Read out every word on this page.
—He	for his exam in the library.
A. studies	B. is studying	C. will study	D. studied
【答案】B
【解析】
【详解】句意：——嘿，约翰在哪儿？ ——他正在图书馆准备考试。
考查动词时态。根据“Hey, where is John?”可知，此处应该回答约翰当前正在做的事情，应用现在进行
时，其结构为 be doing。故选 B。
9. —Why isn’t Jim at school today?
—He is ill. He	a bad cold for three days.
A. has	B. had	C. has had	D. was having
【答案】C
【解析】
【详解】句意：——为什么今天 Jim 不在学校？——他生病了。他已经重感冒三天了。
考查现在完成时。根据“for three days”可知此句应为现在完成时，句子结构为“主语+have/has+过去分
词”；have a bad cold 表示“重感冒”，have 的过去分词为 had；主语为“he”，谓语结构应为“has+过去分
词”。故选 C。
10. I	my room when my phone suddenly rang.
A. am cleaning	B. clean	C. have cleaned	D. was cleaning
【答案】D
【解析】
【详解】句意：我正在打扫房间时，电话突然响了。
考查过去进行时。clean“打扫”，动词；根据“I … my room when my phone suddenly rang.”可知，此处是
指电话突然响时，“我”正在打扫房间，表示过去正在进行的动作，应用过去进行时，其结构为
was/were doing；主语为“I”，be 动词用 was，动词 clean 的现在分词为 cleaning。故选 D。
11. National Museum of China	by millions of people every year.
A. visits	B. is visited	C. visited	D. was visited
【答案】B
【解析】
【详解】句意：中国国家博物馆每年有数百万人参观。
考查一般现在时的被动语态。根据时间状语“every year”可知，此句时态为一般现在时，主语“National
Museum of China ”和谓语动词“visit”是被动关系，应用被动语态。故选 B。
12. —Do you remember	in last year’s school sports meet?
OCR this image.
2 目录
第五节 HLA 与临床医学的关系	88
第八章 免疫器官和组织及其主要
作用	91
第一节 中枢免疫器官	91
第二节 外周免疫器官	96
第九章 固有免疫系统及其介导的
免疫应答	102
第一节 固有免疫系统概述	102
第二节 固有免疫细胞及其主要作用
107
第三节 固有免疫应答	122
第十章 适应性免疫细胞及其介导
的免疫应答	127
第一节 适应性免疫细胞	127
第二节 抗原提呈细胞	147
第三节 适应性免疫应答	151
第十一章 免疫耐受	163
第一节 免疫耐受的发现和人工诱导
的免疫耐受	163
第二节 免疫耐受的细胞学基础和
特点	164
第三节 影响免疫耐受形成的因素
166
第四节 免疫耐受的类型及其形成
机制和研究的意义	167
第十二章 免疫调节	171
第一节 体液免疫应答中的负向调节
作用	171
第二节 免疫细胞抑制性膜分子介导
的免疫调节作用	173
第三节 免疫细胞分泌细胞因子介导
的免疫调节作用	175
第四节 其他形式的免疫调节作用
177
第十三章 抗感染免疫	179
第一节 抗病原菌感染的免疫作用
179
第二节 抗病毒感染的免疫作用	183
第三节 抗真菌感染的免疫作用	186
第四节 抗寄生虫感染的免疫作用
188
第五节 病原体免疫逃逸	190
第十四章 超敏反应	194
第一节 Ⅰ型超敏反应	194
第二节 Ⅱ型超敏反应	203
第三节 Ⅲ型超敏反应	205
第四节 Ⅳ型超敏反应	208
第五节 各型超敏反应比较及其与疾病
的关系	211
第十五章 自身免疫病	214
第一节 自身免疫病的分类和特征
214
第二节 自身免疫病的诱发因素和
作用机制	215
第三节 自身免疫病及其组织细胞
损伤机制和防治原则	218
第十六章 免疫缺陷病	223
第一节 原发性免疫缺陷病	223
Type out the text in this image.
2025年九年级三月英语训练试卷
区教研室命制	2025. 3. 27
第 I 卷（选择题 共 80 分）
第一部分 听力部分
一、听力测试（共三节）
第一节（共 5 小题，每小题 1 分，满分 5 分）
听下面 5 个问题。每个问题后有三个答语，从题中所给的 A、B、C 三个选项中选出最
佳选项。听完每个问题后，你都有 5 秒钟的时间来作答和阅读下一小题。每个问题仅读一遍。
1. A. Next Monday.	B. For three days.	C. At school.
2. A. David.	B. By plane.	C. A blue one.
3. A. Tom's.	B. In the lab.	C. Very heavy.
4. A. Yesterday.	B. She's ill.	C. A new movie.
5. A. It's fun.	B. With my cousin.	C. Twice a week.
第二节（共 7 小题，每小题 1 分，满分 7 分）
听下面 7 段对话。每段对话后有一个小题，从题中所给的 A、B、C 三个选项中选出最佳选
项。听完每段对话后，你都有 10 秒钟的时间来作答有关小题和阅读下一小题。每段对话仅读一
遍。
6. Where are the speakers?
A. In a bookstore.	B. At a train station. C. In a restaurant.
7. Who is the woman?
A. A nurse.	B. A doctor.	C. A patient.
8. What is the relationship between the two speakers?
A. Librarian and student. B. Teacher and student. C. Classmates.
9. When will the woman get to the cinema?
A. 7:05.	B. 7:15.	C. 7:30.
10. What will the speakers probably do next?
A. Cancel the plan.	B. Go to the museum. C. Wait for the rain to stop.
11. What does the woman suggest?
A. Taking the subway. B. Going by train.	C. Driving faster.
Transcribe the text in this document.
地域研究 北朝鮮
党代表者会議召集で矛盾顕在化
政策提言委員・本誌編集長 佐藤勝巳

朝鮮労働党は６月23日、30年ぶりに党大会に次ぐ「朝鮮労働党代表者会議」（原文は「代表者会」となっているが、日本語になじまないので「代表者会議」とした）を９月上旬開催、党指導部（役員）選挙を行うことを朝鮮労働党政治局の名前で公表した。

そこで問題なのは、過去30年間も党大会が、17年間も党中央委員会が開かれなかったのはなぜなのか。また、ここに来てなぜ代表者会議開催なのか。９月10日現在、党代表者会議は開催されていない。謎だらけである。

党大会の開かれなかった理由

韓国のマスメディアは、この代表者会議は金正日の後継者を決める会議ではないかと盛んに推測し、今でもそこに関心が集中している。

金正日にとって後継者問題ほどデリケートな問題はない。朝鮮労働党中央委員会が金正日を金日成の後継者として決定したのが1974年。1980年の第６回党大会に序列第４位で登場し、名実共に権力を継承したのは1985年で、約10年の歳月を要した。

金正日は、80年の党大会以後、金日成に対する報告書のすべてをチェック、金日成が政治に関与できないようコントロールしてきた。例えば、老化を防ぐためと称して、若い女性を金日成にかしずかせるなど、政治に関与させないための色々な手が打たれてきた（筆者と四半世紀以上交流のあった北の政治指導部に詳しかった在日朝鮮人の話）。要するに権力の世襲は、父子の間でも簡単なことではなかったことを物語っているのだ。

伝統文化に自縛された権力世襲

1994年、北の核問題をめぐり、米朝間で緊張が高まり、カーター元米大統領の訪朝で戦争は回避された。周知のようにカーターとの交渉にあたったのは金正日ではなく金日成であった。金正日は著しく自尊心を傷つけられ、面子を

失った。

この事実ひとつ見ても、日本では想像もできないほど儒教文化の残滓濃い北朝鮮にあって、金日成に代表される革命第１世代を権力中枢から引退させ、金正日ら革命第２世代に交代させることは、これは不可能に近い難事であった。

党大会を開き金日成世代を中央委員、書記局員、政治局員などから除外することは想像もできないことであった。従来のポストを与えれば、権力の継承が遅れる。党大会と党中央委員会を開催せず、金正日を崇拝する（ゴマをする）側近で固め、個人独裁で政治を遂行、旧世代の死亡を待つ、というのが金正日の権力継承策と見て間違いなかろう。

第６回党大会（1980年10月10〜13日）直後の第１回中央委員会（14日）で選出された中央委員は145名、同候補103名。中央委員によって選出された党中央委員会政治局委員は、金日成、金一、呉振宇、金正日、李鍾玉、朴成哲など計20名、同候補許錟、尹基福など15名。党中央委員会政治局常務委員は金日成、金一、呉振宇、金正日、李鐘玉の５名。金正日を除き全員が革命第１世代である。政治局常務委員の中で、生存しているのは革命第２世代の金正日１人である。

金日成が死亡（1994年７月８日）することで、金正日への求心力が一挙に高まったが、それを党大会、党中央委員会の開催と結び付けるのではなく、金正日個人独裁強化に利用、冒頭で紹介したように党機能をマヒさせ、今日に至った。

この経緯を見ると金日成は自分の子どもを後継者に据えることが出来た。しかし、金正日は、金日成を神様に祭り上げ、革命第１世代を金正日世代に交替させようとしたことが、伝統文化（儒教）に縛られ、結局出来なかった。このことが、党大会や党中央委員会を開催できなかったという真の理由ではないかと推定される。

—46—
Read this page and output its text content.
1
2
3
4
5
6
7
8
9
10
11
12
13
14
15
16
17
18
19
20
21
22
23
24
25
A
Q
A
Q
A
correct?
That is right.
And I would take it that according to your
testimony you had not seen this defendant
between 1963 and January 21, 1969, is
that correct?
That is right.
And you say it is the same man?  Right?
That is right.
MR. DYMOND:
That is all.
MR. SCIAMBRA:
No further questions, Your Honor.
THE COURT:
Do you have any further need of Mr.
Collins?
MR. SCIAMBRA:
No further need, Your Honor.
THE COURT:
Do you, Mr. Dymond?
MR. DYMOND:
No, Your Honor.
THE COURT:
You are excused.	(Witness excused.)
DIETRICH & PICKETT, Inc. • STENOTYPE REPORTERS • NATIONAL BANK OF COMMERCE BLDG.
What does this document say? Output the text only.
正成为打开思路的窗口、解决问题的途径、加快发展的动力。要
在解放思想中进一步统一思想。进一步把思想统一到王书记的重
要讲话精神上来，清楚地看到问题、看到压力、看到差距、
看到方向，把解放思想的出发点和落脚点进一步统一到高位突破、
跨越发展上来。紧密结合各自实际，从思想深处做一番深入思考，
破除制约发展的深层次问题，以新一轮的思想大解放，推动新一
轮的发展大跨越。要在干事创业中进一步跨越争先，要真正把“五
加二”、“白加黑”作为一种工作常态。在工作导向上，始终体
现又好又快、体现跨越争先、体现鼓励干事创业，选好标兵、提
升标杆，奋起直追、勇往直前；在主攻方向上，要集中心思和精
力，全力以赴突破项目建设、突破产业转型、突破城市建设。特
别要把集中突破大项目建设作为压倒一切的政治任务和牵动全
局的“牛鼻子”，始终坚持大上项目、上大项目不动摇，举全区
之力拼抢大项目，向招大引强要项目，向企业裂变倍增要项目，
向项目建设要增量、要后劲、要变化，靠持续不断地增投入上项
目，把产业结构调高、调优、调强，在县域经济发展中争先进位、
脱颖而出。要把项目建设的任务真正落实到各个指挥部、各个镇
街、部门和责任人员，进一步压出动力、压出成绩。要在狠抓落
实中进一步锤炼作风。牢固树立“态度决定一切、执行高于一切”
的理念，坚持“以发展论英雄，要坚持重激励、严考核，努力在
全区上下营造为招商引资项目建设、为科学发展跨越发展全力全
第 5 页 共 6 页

+++++

■ Exercise task:
What number of lines in the records contain the word "phone"? Answer with that number alone.

■ Response for this exercise:
2